### Work to complete
Quote every line of the material beneath this one.

### Raw data

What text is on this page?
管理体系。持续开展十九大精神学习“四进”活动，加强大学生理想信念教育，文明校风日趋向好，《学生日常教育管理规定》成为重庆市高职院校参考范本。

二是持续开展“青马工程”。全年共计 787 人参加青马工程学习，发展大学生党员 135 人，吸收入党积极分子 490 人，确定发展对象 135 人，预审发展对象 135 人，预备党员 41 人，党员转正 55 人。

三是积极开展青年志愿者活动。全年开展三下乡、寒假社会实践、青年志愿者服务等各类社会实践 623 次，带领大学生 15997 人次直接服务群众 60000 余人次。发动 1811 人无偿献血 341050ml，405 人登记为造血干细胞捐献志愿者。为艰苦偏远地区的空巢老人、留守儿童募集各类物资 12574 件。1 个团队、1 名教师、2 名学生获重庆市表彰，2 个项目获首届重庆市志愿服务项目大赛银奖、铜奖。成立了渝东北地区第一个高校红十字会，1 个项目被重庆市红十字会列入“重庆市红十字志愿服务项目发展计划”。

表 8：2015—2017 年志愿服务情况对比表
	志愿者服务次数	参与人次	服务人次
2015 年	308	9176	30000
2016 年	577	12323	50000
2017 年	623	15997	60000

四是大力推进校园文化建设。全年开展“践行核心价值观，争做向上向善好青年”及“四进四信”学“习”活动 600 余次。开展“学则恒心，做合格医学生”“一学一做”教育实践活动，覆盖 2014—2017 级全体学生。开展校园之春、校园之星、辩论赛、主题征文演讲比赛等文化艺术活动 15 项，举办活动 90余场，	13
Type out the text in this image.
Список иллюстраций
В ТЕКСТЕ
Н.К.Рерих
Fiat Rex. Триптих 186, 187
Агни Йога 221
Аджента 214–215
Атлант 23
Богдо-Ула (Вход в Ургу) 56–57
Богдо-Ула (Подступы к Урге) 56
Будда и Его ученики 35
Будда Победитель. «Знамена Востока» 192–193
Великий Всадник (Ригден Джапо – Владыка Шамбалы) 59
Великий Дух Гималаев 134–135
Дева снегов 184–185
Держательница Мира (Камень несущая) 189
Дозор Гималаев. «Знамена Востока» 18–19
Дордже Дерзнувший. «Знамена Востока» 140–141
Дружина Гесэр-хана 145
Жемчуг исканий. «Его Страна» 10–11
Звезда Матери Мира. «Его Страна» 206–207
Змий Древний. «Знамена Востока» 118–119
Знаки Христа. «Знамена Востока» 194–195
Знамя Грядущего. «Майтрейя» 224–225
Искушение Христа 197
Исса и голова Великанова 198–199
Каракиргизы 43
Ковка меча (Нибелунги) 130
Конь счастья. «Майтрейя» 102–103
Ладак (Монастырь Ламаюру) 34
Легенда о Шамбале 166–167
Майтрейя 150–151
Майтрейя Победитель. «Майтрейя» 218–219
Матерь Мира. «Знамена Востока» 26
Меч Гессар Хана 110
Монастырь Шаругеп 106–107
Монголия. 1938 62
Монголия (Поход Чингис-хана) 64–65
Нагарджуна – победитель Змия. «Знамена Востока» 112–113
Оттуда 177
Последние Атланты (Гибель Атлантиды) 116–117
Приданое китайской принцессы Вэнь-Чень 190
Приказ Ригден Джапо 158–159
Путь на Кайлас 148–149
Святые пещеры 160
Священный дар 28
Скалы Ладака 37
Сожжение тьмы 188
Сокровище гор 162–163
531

### Result of this exercise
What text is on this page?
管理体系。持续开展十九大精神学习“四进”活动，加强大学生理想信念教育，文明校风日趋向好，《学生日常教育管理规定》成为重庆市高职院校参考范本。

二是持续开展“青马工程”。全年共计 787 人参加青马工程学习，发展大学生党员 135 人，吸收入党积极分子 490 人，确定发展对象 135 人，预审发展对象 135 人，预备党员 41 人，党员转正 55 人。

三是积极开展青年志愿者活动。全年开展三下乡、寒假社会实践、青年志愿者服务等各类社会实践 623 次，带领大学生 15997 人次直接服务群众 60000 余人次。发动 1811 人无偿献血 341050ml，405 人登记为造血干细胞捐献志愿者。为艰苦偏远地区的空巢老人、留守儿童募集各类物资 12574 件。1 个团队、1 名教师、2 名学生获重庆市表彰，2 个项目获首届重庆市志愿服务项目大赛银奖、铜奖。成立了渝东北地区第一个高校红十字会，1 个项目被重庆市红十字会列入“重庆市红十字志愿服务项目发展计划”。

表 8：2015—2017 年志愿服务情况对比表
	志愿者服务次数	参与人次	服务人次
2015 年	308	9176	30000
2016 年	577	12323	50000
2017 年	623	15997	60000

四是大力推进校园文化建设。全年开展“践行核心价值观，争做向上向善好青年”及“四进四信”学“习”活动 600 余次。开展“学则恒心，做合格医学生”“一学一做”教育实践活动，覆盖 2014—2017 级全体学生。开展校园之春、校园之星、辩论赛、主题征文演讲比赛等文化艺术活动 15 项，举办活动 90余场，	13
Type out the text in this image.
Список иллюстраций
В ТЕКСТЕ
Н.К.Рерих
Fiat Rex. Триптих 186, 187
Агни Йога 221
Аджента 214–215
Атлант 23
Богдо-Ула (Вход в Ургу) 56–57
Богдо-Ула (Подступы к Урге) 56
Будда и Его ученики 35
Будда Победитель. «Знамена Востока» 192–193
Великий Всадник (Ригден Джапо – Владыка Шамбалы) 59
Великий Дух Гималаев 134–135
Дева снегов 184–185
Держательница Мира (Камень несущая) 189
Дозор Гималаев. «Знамена Востока» 18–19
Дордже Дерзнувший. «Знамена Востока» 140–141
Дружина Гесэр-хана 145
Жемчуг исканий. «Его Страна» 10–11
Звезда Матери Мира. «Его Страна» 206–207
Змий Древний. «Знамена Востока» 118–119
Знаки Христа. «Знамена Востока» 194–195
Знамя Грядущего. «Майтрейя» 224–225
Искушение Христа 197
Исса и голова Великанова 198–199
Каракиргизы 43
Ковка меча (Нибелунги) 130
Конь счастья. «Майтрейя» 102–103
Ладак (Монастырь Ламаюру) 34
Легенда о Шамбале 166–167
Майтрейя 150–151
Майтрейя Победитель. «Майтрейя» 218–219
Матерь Мира. «Знамена Востока» 26
Меч Гессар Хана 110
Монастырь Шаругеп 106–107
Монголия. 1938 62
Монголия (Поход Чингис-хана) 64–65
Нагарджуна – победитель Змия. «Знамена Востока» 112–113
Оттуда 177
Последние Атланты (Гибель Атлантиды) 116–117
Приданое китайской принцессы Вэнь-Чень 190
Приказ Ригден Джапо 158–159
Путь на Кайлас 148–149
Святые пещеры 160
Священный дар 28
Скалы Ладака 37
Сожжение тьмы 188
Сокровище гор 162–163
531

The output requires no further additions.